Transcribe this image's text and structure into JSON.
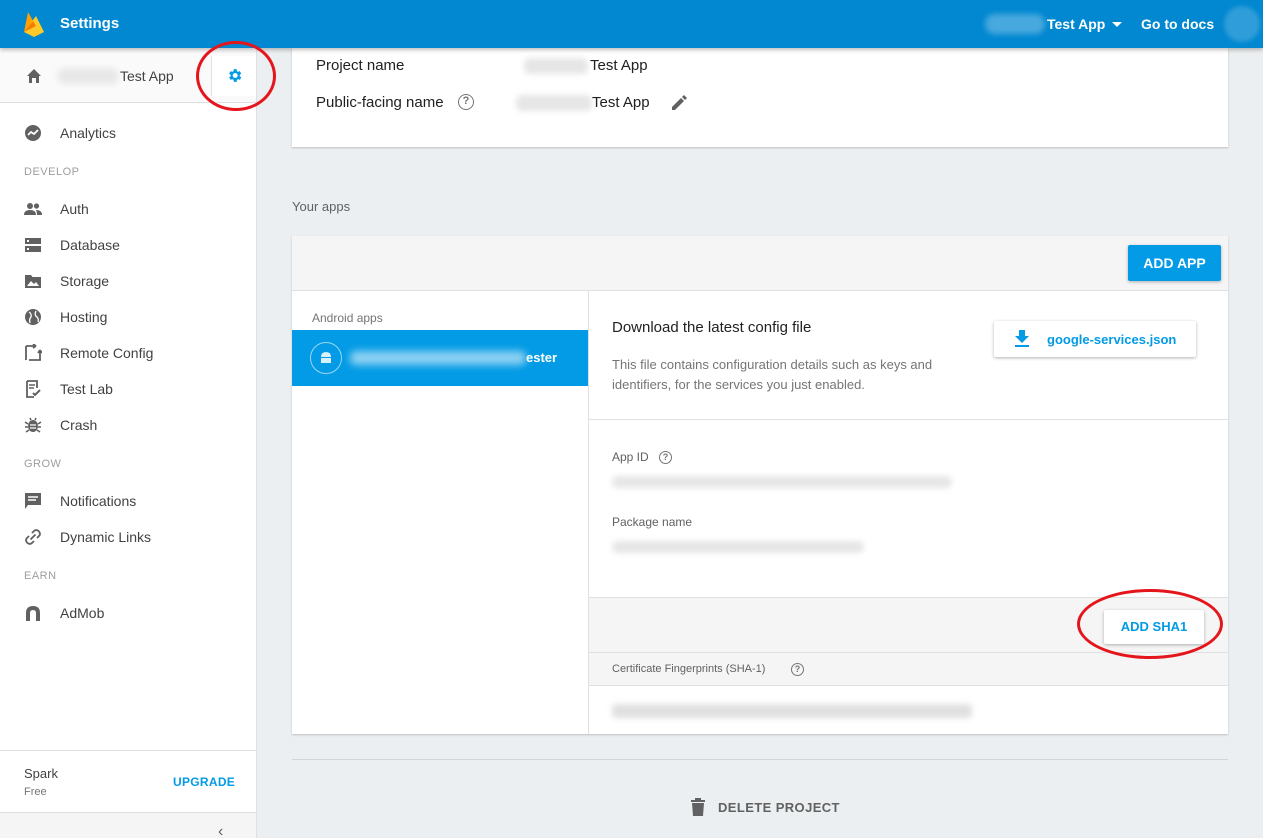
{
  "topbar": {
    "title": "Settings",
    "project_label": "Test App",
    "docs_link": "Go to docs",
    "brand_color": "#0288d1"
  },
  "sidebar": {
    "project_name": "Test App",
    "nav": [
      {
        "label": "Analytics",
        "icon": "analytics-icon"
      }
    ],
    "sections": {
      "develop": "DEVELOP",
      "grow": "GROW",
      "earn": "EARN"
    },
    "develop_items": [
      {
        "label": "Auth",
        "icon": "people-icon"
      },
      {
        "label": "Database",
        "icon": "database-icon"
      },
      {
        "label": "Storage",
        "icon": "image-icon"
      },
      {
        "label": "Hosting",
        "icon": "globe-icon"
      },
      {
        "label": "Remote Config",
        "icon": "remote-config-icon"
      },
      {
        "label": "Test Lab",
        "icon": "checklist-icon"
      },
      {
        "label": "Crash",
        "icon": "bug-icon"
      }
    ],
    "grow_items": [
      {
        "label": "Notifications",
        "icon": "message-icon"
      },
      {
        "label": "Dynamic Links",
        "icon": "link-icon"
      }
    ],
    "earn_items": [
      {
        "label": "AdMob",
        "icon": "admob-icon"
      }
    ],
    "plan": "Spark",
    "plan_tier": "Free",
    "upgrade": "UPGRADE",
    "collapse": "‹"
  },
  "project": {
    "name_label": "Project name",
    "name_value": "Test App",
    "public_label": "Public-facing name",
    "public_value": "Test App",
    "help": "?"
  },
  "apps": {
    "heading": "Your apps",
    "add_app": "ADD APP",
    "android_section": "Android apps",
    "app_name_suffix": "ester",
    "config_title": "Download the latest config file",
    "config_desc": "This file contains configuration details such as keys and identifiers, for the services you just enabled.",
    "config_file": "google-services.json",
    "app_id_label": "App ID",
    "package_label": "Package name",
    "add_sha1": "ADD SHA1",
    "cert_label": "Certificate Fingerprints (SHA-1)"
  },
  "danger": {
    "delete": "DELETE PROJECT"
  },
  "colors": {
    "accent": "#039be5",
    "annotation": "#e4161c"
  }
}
•••••
» **Task requirements**: Pictures excluded, quote all the data above exactly.

» **Answer for this exercise**:
Transcribe this image's text and structure into JSON.
{
  "topbar": {
    "title": "Settings",
    "project_label": "Test App",
    "docs_link": "Go to docs",
    "brand_color": "#0288d1"
  },
  "sidebar": {
    "project_name": "Test App",
    "nav": [
      {
        "label": "Analytics",
        "icon": "analytics-icon"
      }
    ],
    "sections": {
      "develop": "DEVELOP",
      "grow": "GROW",
      "earn": "EARN"
    },
    "develop_items": [
      {
        "label": "Auth",
        "icon": "people-icon"
      },
      {
        "label": "Database",
        "icon": "database-icon"
      },
      {
        "label": "Storage",
        "icon": "image-icon"
      },
      {
        "label": "Hosting",
        "icon": "globe-icon"
      },
      {
        "label": "Remote Config",
        "icon": "remote-config-icon"
      },
      {
        "label": "Test Lab",
        "icon": "checklist-icon"
      },
      {
        "label": "Crash",
        "icon": "bug-icon"
      }
    ],
    "grow_items": [
      {
        "label": "Notifications",
        "icon": "message-icon"
      },
      {
        "label": "Dynamic Links",
        "icon": "link-icon"
      }
    ],
    "earn_items": [
      {
        "label": "AdMob",
        "icon": "admob-icon"
      }
    ],
    "plan": "Spark",
    "plan_tier": "Free",
    "upgrade": "UPGRADE",
    "collapse": "‹"
  },
  "project": {
    "name_label": "Project name",
    "name_value": "Test App",
    "public_label": "Public-facing name",
    "public_value": "Test App",
    "help": "?"
  },
  "apps": {
    "heading": "Your apps",
    "add_app": "ADD APP",
    "android_section": "Android apps",
    "app_name_suffix": "ester",
    "config_title": "Download the latest config file",
    "config_desc": "This file contains configuration details such as keys and identifiers, for the services you just enabled.",
    "config_file": "google-services.json",
    "app_id_label": "App ID",
    "package_label": "Package name",
    "add_sha1": "ADD SHA1",
    "cert_label": "Certificate Fingerprints (SHA-1)"
  },
  "danger": {
    "delete": "DELETE PROJECT"
  },
  "colors": {
    "accent": "#039be5",
    "annotation": "#e4161c"
  }
}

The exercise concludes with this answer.